DIRECTIONS FOR THIS TASK: Could you transcribe the material below exactly, without leaving out a single line?

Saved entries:
>>>>
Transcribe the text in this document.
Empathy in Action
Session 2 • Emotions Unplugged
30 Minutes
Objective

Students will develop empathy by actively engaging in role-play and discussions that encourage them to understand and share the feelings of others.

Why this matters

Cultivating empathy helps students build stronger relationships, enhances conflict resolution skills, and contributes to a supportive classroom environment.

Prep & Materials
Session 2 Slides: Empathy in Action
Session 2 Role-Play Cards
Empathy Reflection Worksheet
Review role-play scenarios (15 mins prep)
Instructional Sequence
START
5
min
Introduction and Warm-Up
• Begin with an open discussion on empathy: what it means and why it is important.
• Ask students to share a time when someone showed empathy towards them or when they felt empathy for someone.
<<<<
FULL SOLUTION:
Transcribe the text in this document.
Empathy in Action
Session 2 • Emotions Unplugged
30 Minutes
Objective

Students will develop empathy by actively engaging in role-play and discussions that encourage them to understand and share the feelings of others.

Why this matters

Cultivating empathy helps students build stronger relationships, enhances conflict resolution skills, and contributes to a supportive classroom environment.

Prep & Materials
Session 2 Slides: Empathy in Action
Session 2 Role-Play Cards
Empathy Reflection Worksheet
Review role-play scenarios (15 mins prep)
Instructional Sequence
START
5
min
Introduction and Warm-Up
• Begin with an open discussion on empathy: what it means and why it is important.
• Ask students to share a time when someone showed empathy towards them or when they felt empathy for someone.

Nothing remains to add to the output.